Copy out every line exactly as given.

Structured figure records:
= = = = = = =
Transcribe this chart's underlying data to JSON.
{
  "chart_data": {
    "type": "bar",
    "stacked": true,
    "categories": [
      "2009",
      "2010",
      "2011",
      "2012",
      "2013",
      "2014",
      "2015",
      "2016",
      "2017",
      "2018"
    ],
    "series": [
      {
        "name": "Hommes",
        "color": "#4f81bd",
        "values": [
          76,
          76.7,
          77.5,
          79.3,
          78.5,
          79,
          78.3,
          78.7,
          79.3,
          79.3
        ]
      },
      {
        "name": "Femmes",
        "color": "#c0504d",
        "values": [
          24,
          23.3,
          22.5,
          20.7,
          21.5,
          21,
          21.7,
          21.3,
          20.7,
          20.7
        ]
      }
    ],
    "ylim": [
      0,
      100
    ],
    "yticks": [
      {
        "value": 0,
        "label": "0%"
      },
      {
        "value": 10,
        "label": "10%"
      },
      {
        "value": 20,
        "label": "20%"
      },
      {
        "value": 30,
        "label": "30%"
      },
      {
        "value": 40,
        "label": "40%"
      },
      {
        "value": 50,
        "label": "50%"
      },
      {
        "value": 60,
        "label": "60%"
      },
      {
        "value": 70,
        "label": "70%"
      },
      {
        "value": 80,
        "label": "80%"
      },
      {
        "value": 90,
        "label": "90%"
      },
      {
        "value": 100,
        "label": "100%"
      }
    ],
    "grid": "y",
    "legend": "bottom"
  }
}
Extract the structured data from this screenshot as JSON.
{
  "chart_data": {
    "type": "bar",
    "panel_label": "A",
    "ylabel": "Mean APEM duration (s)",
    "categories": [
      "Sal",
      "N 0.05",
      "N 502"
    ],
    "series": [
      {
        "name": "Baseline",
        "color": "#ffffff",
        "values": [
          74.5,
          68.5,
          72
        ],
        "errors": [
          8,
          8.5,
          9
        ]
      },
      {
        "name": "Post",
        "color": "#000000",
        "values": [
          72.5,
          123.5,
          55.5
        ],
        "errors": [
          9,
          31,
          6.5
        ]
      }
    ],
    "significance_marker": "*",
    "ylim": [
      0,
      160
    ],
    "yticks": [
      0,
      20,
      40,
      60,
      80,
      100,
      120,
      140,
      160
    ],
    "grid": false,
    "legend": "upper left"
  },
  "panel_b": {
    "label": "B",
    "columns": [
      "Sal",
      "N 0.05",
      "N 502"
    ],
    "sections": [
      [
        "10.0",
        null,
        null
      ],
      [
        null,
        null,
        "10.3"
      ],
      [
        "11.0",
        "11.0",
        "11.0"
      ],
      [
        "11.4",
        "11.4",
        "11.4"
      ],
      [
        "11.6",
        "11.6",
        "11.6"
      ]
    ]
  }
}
= = = = = = =
▸ **Solution to this problem**
Transcribe this chart's underlying data to JSON.
{
  "chart_data": {
    "type": "bar",
    "stacked": true,
    "categories": [
      "2009",
      "2010",
      "2011",
      "2012",
      "2013",
      "2014",
      "2015",
      "2016",
      "2017",
      "2018"
    ],
    "series": [
      {
        "name": "Hommes",
        "color": "#4f81bd",
        "values": [
          76,
          76.7,
          77.5,
          79.3,
          78.5,
          79,
          78.3,
          78.7,
          79.3,
          79.3
        ]
      },
      {
        "name": "Femmes",
        "color": "#c0504d",
        "values": [
          24,
          23.3,
          22.5,
          20.7,
          21.5,
          21,
          21.7,
          21.3,
          20.7,
          20.7
        ]
      }
    ],
    "ylim": [
      0,
      100
    ],
    "yticks": [
      {
        "value": 0,
        "label": "0%"
      },
      {
        "value": 10,
        "label": "10%"
      },
      {
        "value": 20,
        "label": "20%"
      },
      {
        "value": 30,
        "label": "30%"
      },
      {
        "value": 40,
        "label": "40%"
      },
      {
        "value": 50,
        "label": "50%"
      },
      {
        "value": 60,
        "label": "60%"
      },
      {
        "value": 70,
        "label": "70%"
      },
      {
        "value": 80,
        "label": "80%"
      },
      {
        "value": 90,
        "label": "90%"
      },
      {
        "value": 100,
        "label": "100%"
      }
    ],
    "grid": "y",
    "legend": "bottom"
  }
}
Extract the structured data from this screenshot as JSON.
{
  "chart_data": {
    "type": "bar",
    "panel_label": "A",
    "ylabel": "Mean APEM duration (s)",
    "categories": [
      "Sal",
      "N 0.05",
      "N 502"
    ],
    "series": [
      {
        "name": "Baseline",
        "color": "#ffffff",
        "values": [
          74.5,
          68.5,
          72
        ],
        "errors": [
          8,
          8.5,
          9
        ]
      },
      {
        "name": "Post",
        "color": "#000000",
        "values": [
          72.5,
          123.5,
          55.5
        ],
        "errors": [
          9,
          31,
          6.5
        ]
      }
    ],
    "significance_marker": "*",
    "ylim": [
      0,
      160
    ],
    "yticks": [
      0,
      20,
      40,
      60,
      80,
      100,
      120,
      140,
      160
    ],
    "grid": false,
    "legend": "upper left"
  },
  "panel_b": {
    "label": "B",
    "columns": [
      "Sal",
      "N 0.05",
      "N 502"
    ],
    "sections": [
      [
        "10.0",
        null,
        null
      ],
      [
        null,
        null,
        "10.3"
      ],
      [
        "11.0",
        "11.0",
        "11.0"
      ],
      [
        "11.4",
        "11.4",
        "11.4"
      ],
      [
        "11.6",
        "11.6",
        "11.6"
      ]
    ]
  }
}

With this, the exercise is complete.